Goal. Copy out the records precisely, omitting pictures.

[Collection entries]

-*-*-

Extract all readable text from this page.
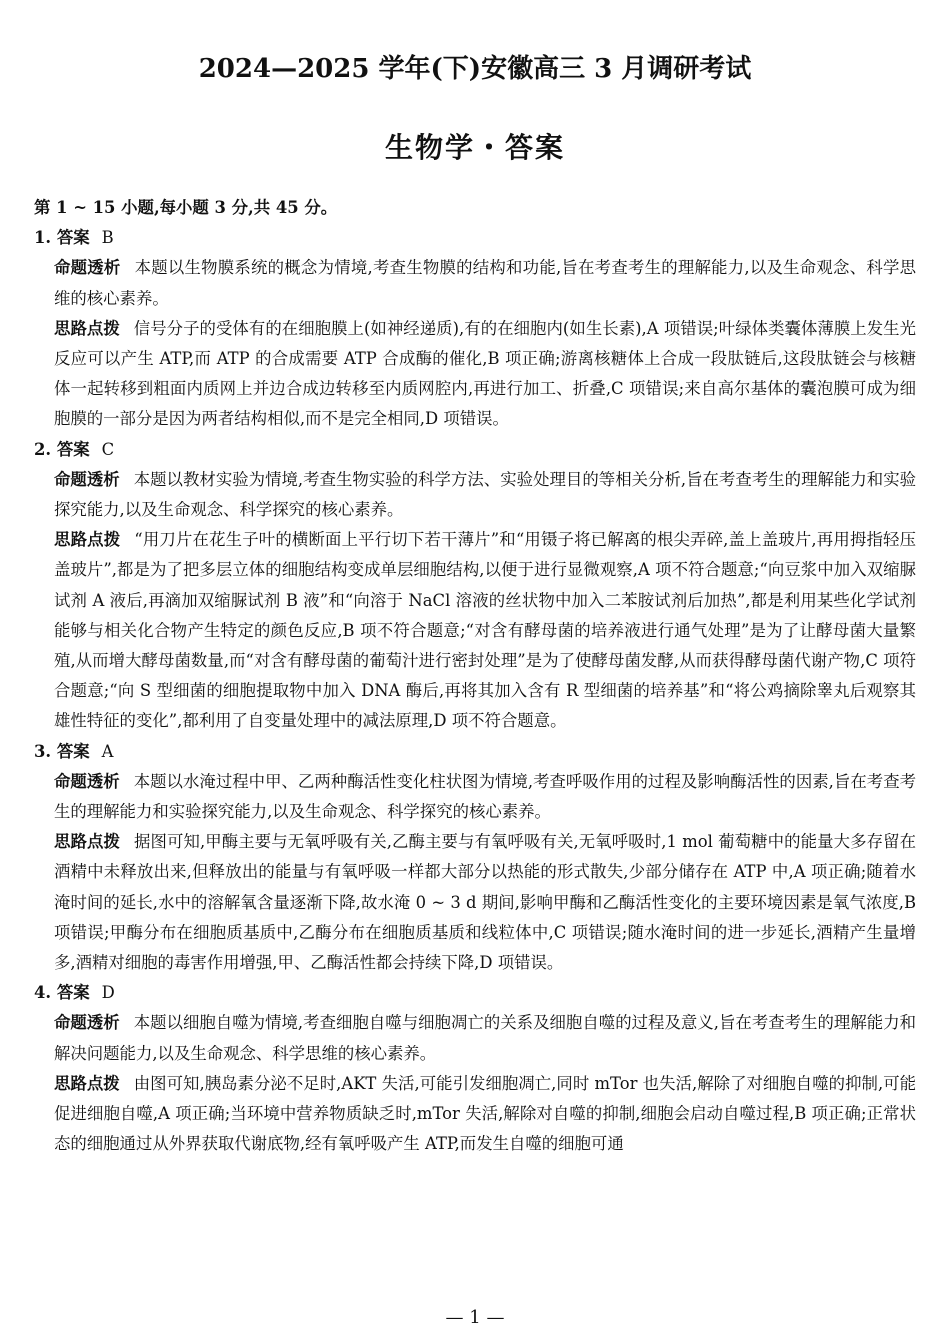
2024—2025 学年(下)安徽高三 3 月调研考试
生物学・答案

第 1 ~ 15 小题,每小题 3 分,共 45 分。

1. 答案 B

命题透析 本题以生物膜系统的概念为情境,考查生物膜的结构和功能,旨在考查考生的理解能力,以及生命观念、科学思维的核心素养。

思路点拨 信号分子的受体有的在细胞膜上(如神经递质),有的在细胞内(如生长素),A 项错误;叶绿体类囊体薄膜上发生光反应可以产生 ATP,而 ATP 的合成需要 ATP 合成酶的催化,B 项正确;游离核糖体上合成一段肽链后,这段肽链会与核糖体一起转移到粗面内质网上并边合成边转移至内质网腔内,再进行加工、折叠,C 项错误;来自高尔基体的囊泡膜可成为细胞膜的一部分是因为两者结构相似,而不是完全相同,D 项错误。

2. 答案 C

命题透析 本题以教材实验为情境,考查生物实验的科学方法、实验处理目的等相关分析,旨在考查考生的理解能力和实验探究能力,以及生命观念、科学探究的核心素养。

思路点拨 “用刀片在花生子叶的横断面上平行切下若干薄片”和“用镊子将已解离的根尖弄碎,盖上盖玻片,再用拇指轻压盖玻片”,都是为了把多层立体的细胞结构变成单层细胞结构,以便于进行显微观察,A 项不符合题意;“向豆浆中加入双缩脲试剂 A 液后,再滴加双缩脲试剂 B 液”和“向溶于 NaCl 溶液的丝状物中加入二苯胺试剂后加热”,都是利用某些化学试剂能够与相关化合物产生特定的颜色反应,B 项不符合题意;“对含有酵母菌的培养液进行通气处理”是为了让酵母菌大量繁殖,从而增大酵母菌数量,而“对含有酵母菌的葡萄汁进行密封处理”是为了使酵母菌发酵,从而获得酵母菌代谢产物,C 项符合题意;“向 S 型细菌的细胞提取物中加入 DNA 酶后,再将其加入含有 R 型细菌的培养基”和“将公鸡摘除睾丸后观察其雄性特征的变化”,都利用了自变量处理中的减法原理,D 项不符合题意。

3. 答案 A

命题透析 本题以水淹过程中甲、乙两种酶活性变化柱状图为情境,考查呼吸作用的过程及影响酶活性的因素,旨在考查考生的理解能力和实验探究能力,以及生命观念、科学探究的核心素养。

思路点拨 据图可知,甲酶主要与无氧呼吸有关,乙酶主要与有氧呼吸有关,无氧呼吸时,1 mol 葡萄糖中的能量大多存留在酒精中未释放出来,但释放出的能量与有氧呼吸一样都大部分以热能的形式散失,少部分储存在 ATP 中,A 项正确;随着水淹时间的延长,水中的溶解氧含量逐渐下降,故水淹 0 ~ 3 d 期间,影响甲酶和乙酶活性变化的主要环境因素是氧气浓度,B 项错误;甲酶分布在细胞质基质中,乙酶分布在细胞质基质和线粒体中,C 项错误;随水淹时间的进一步延长,酒精产生量增多,酒精对细胞的毒害作用增强,甲、乙酶活性都会持续下降,D 项错误。

4. 答案 D

命题透析 本题以细胞自噬为情境,考查细胞自噬与细胞凋亡的关系及细胞自噬的过程及意义,旨在考查考生的理解能力和解决问题能力,以及生命观念、科学思维的核心素养。

思路点拨 由图可知,胰岛素分泌不足时,AKT 失活,可能引发细胞凋亡,同时 mTor 也失活,解除了对细胞自噬的抑制,可能促进细胞自噬,A 项正确;当环境中营养物质缺乏时,mTor 失活,解除对自噬的抑制,细胞会启动自噬过程,B 项正确;正常状态的细胞通过从外界获取代谢底物,经有氧呼吸产生 ATP,而发生自噬的细胞可通

— 1 —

-*-*-

Complete answer.
Extract all readable text from this page.
2024—2025 学年(下)安徽高三 3 月调研考试
生物学・答案

第 1 ~ 15 小题,每小题 3 分,共 45 分。

1. 答案 B

命题透析 本题以生物膜系统的概念为情境,考查生物膜的结构和功能,旨在考查考生的理解能力,以及生命观念、科学思维的核心素养。

思路点拨 信号分子的受体有的在细胞膜上(如神经递质),有的在细胞内(如生长素),A 项错误;叶绿体类囊体薄膜上发生光反应可以产生 ATP,而 ATP 的合成需要 ATP 合成酶的催化,B 项正确;游离核糖体上合成一段肽链后,这段肽链会与核糖体一起转移到粗面内质网上并边合成边转移至内质网腔内,再进行加工、折叠,C 项错误;来自高尔基体的囊泡膜可成为细胞膜的一部分是因为两者结构相似,而不是完全相同,D 项错误。

2. 答案 C

命题透析 本题以教材实验为情境,考查生物实验的科学方法、实验处理目的等相关分析,旨在考查考生的理解能力和实验探究能力,以及生命观念、科学探究的核心素养。

思路点拨 “用刀片在花生子叶的横断面上平行切下若干薄片”和“用镊子将已解离的根尖弄碎,盖上盖玻片,再用拇指轻压盖玻片”,都是为了把多层立体的细胞结构变成单层细胞结构,以便于进行显微观察,A 项不符合题意;“向豆浆中加入双缩脲试剂 A 液后,再滴加双缩脲试剂 B 液”和“向溶于 NaCl 溶液的丝状物中加入二苯胺试剂后加热”,都是利用某些化学试剂能够与相关化合物产生特定的颜色反应,B 项不符合题意;“对含有酵母菌的培养液进行通气处理”是为了让酵母菌大量繁殖,从而增大酵母菌数量,而“对含有酵母菌的葡萄汁进行密封处理”是为了使酵母菌发酵,从而获得酵母菌代谢产物,C 项符合题意;“向 S 型细菌的细胞提取物中加入 DNA 酶后,再将其加入含有 R 型细菌的培养基”和“将公鸡摘除睾丸后观察其雄性特征的变化”,都利用了自变量处理中的减法原理,D 项不符合题意。

3. 答案 A

命题透析 本题以水淹过程中甲、乙两种酶活性变化柱状图为情境,考查呼吸作用的过程及影响酶活性的因素,旨在考查考生的理解能力和实验探究能力,以及生命观念、科学探究的核心素养。

思路点拨 据图可知,甲酶主要与无氧呼吸有关,乙酶主要与有氧呼吸有关,无氧呼吸时,1 mol 葡萄糖中的能量大多存留在酒精中未释放出来,但释放出的能量与有氧呼吸一样都大部分以热能的形式散失,少部分储存在 ATP 中,A 项正确;随着水淹时间的延长,水中的溶解氧含量逐渐下降,故水淹 0 ~ 3 d 期间,影响甲酶和乙酶活性变化的主要环境因素是氧气浓度,B 项错误;甲酶分布在细胞质基质中,乙酶分布在细胞质基质和线粒体中,C 项错误;随水淹时间的进一步延长,酒精产生量增多,酒精对细胞的毒害作用增强,甲、乙酶活性都会持续下降,D 项错误。

4. 答案 D

命题透析 本题以细胞自噬为情境,考查细胞自噬与细胞凋亡的关系及细胞自噬的过程及意义,旨在考查考生的理解能力和解决问题能力,以及生命观念、科学思维的核心素养。

思路点拨 由图可知,胰岛素分泌不足时,AKT 失活,可能引发细胞凋亡,同时 mTor 也失活,解除了对细胞自噬的抑制,可能促进细胞自噬,A 项正确;当环境中营养物质缺乏时,mTor 失活,解除对自噬的抑制,细胞会启动自噬过程,B 项正确;正常状态的细胞通过从外界获取代谢底物,经有氧呼吸产生 ATP,而发生自噬的细胞可通

— 1 —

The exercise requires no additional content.